Set task -> Go through the material below and copy each line where the word "name" appears.

begin

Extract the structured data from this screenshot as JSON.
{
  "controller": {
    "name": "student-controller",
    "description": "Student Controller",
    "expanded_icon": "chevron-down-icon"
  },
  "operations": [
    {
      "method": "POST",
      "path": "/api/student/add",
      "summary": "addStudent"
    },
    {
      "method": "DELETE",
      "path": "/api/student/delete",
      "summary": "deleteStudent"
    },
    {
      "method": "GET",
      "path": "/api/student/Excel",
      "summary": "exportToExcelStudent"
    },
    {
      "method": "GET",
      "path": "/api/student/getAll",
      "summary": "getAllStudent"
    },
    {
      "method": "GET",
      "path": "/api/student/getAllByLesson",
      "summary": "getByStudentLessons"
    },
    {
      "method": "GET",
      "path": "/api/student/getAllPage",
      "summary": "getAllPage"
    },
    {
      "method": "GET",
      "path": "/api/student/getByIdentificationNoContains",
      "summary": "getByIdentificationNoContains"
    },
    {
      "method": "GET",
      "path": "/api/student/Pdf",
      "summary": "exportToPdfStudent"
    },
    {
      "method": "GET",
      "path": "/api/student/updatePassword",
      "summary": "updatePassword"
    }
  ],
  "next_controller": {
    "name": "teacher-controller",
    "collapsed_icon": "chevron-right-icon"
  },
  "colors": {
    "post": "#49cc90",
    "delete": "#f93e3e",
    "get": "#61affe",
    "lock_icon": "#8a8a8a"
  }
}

end

Completed exercise ->
    "name": "student-controller",
    "name": "teacher-controller",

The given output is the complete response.